§ Task goal:
Check each line of the material below for the string "프로그램", then report how many lines have it, and nothing else.

§ Provided records:
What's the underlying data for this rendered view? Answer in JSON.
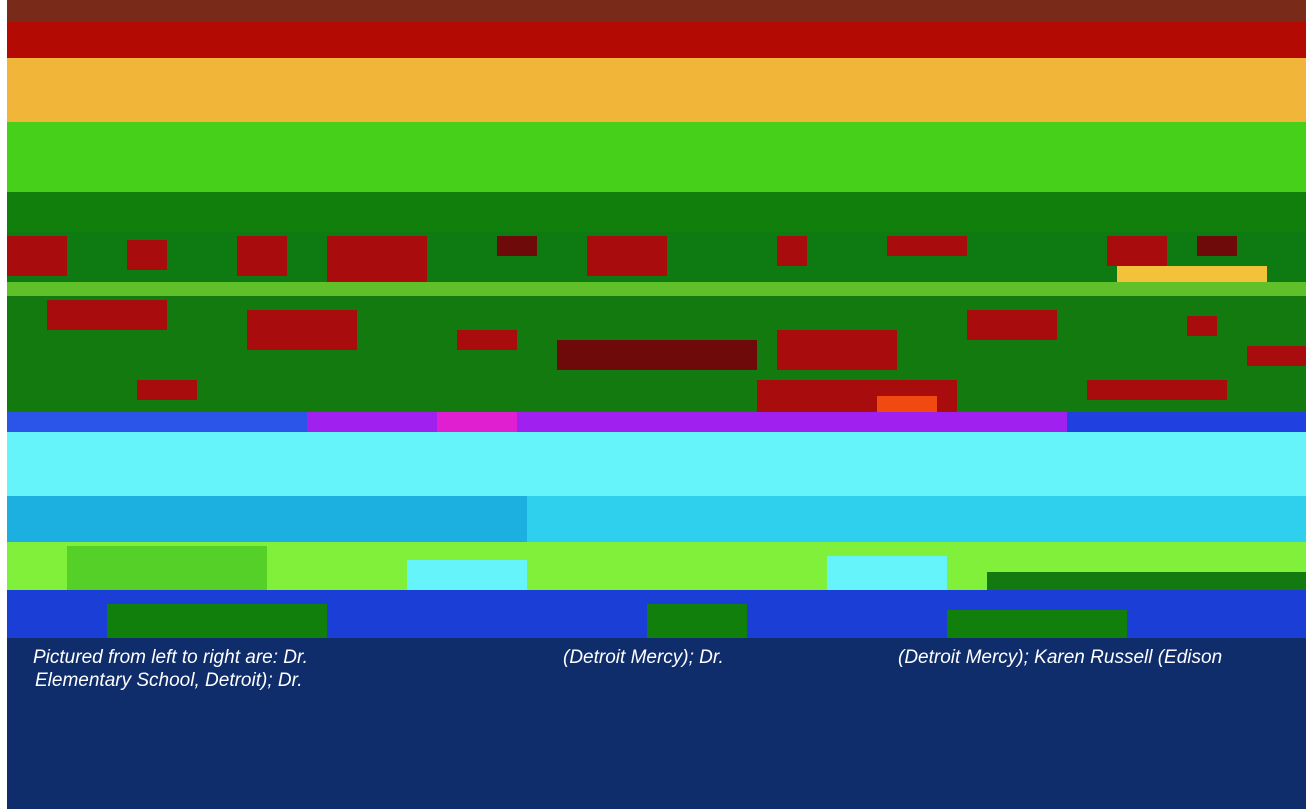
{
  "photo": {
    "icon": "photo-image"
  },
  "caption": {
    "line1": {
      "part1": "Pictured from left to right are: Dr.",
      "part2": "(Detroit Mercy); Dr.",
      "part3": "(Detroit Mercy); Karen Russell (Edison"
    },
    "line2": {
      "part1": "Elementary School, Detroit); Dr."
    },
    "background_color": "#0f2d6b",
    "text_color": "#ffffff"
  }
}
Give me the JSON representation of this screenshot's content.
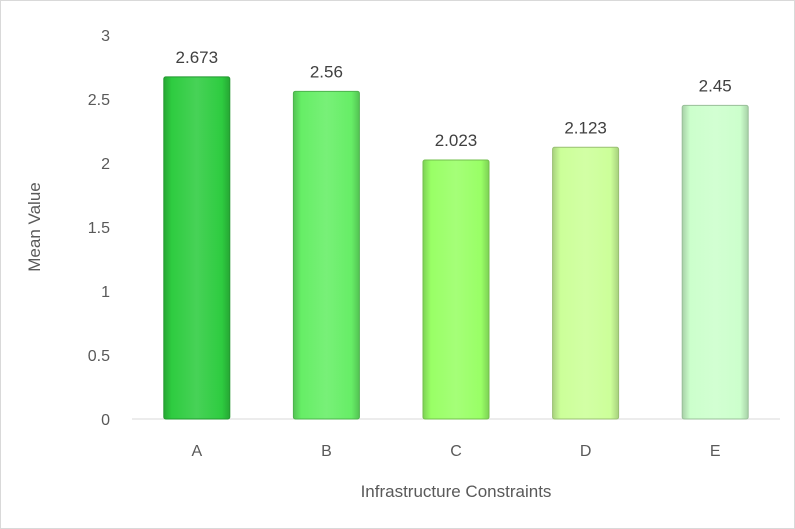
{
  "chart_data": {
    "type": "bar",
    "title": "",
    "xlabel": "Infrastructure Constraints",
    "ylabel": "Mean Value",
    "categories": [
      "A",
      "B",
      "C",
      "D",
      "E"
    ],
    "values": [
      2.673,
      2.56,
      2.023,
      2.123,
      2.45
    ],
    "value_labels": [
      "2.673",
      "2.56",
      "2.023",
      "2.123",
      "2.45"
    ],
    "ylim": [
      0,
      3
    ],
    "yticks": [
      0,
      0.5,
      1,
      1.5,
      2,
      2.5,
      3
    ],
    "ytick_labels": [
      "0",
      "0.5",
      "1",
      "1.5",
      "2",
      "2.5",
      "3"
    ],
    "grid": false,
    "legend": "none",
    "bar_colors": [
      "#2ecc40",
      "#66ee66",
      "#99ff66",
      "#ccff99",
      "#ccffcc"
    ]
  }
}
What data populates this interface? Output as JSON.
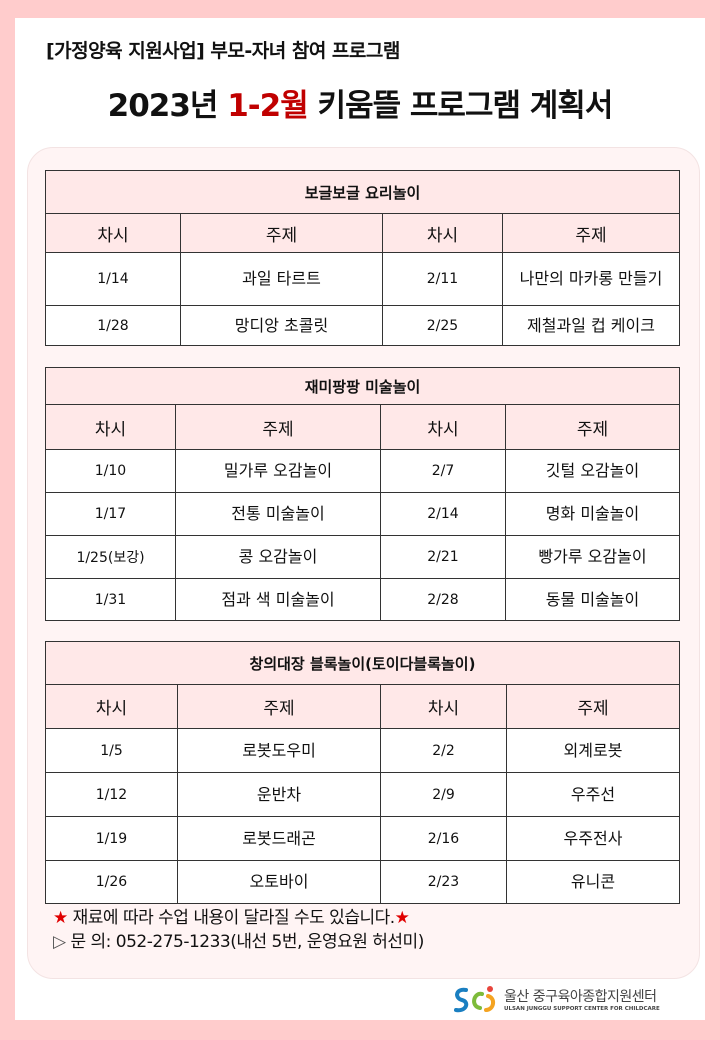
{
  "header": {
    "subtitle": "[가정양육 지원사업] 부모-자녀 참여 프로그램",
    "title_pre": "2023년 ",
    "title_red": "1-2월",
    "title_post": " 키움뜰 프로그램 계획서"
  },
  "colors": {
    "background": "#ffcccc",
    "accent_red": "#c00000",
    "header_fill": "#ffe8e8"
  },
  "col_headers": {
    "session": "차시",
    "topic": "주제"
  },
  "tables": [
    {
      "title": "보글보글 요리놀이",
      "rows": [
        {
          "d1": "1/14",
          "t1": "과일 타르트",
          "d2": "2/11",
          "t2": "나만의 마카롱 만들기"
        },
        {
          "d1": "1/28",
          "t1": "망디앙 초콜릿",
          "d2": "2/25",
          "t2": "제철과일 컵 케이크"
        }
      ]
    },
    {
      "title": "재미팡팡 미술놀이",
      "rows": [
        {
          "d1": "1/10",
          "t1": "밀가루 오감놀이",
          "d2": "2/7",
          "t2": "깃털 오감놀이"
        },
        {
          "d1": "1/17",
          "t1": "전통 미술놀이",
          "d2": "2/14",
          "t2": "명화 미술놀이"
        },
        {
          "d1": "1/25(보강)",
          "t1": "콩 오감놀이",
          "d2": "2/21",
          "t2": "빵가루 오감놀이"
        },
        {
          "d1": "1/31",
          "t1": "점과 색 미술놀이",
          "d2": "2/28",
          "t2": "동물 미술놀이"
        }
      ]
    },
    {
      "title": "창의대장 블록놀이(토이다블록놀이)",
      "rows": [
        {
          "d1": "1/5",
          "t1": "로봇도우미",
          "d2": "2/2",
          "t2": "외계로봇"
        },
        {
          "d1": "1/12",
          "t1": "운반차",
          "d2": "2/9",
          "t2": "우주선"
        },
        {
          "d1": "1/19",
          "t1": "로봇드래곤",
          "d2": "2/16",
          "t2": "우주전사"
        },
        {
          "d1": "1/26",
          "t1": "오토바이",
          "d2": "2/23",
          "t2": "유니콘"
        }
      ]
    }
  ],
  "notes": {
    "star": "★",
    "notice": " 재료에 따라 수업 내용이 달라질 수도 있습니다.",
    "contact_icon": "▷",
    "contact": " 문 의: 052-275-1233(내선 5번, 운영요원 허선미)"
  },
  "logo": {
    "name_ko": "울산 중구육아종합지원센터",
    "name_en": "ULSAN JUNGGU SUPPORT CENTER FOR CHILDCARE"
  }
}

§ Complete output:
2